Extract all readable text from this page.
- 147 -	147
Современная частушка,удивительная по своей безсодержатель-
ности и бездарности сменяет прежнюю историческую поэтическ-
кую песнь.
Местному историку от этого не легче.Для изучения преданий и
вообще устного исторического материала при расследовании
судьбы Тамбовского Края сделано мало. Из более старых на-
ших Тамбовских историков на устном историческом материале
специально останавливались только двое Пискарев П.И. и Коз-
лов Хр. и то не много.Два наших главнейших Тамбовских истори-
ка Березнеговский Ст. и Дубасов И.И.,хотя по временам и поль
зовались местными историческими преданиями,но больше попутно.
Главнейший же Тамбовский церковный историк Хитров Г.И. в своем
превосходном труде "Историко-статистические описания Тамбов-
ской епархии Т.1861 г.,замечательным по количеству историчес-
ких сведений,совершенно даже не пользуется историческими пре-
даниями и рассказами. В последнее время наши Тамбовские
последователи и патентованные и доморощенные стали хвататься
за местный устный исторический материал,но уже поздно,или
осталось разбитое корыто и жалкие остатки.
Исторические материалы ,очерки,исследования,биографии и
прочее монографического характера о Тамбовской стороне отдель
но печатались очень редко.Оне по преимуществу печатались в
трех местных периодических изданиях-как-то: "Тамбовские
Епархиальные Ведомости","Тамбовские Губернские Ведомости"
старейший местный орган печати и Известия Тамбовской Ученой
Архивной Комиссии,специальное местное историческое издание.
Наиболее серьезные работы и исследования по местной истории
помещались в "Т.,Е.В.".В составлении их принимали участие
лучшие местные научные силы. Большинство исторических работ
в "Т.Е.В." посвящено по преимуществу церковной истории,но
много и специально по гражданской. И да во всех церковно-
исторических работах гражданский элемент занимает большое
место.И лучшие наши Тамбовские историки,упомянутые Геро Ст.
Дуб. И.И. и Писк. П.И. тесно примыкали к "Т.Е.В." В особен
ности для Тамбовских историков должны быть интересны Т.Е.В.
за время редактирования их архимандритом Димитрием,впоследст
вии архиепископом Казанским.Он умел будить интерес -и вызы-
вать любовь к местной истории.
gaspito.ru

━━━━━━━━

Written exercise: Retype all the records, matching them exactly.

Result:
Extract all readable text from this page.
- 147 -	147
Современная частушка,удивительная по своей безсодержатель-
ности и бездарности сменяет прежнюю историческую поэтическ-
кую песнь.
Местному историку от этого не легче.Для изучения преданий и
вообще устного исторического материала при расследовании
судьбы Тамбовского Края сделано мало. Из более старых на-
ших Тамбовских историков на устном историческом материале
специально останавливались только двое Пискарев П.И. и Коз-
лов Хр. и то не много.Два наших главнейших Тамбовских истори-
ка Березнеговский Ст. и Дубасов И.И.,хотя по временам и поль
зовались местными историческими преданиями,но больше попутно.
Главнейший же Тамбовский церковный историк Хитров Г.И. в своем
превосходном труде "Историко-статистические описания Тамбов-
ской епархии Т.1861 г.,замечательным по количеству историчес-
ких сведений,совершенно даже не пользуется историческими пре-
даниями и рассказами. В последнее время наши Тамбовские
последователи и патентованные и доморощенные стали хвататься
за местный устный исторический материал,но уже поздно,или
осталось разбитое корыто и жалкие остатки.
Исторические материалы ,очерки,исследования,биографии и
прочее монографического характера о Тамбовской стороне отдель
но печатались очень редко.Оне по преимуществу печатались в
трех местных периодических изданиях-как-то: "Тамбовские
Епархиальные Ведомости","Тамбовские Губернские Ведомости"
старейший местный орган печати и Известия Тамбовской Ученой
Архивной Комиссии,специальное местное историческое издание.
Наиболее серьезные работы и исследования по местной истории
помещались в "Т.,Е.В.".В составлении их принимали участие
лучшие местные научные силы. Большинство исторических работ
в "Т.Е.В." посвящено по преимуществу церковной истории,но
много и специально по гражданской. И да во всех церковно-
исторических работах гражданский элемент занимает большое
место.И лучшие наши Тамбовские историки,упомянутые Геро Ст.
Дуб. И.И. и Писк. П.И. тесно примыкали к "Т.Е.В." В особен
ности для Тамбовских историков должны быть интересны Т.Е.В.
за время редактирования их архимандритом Димитрием,впоследст
вии архиепископом Казанским.Он умел будить интерес -и вызы-
вать любовь к местной истории.
gaspito.ru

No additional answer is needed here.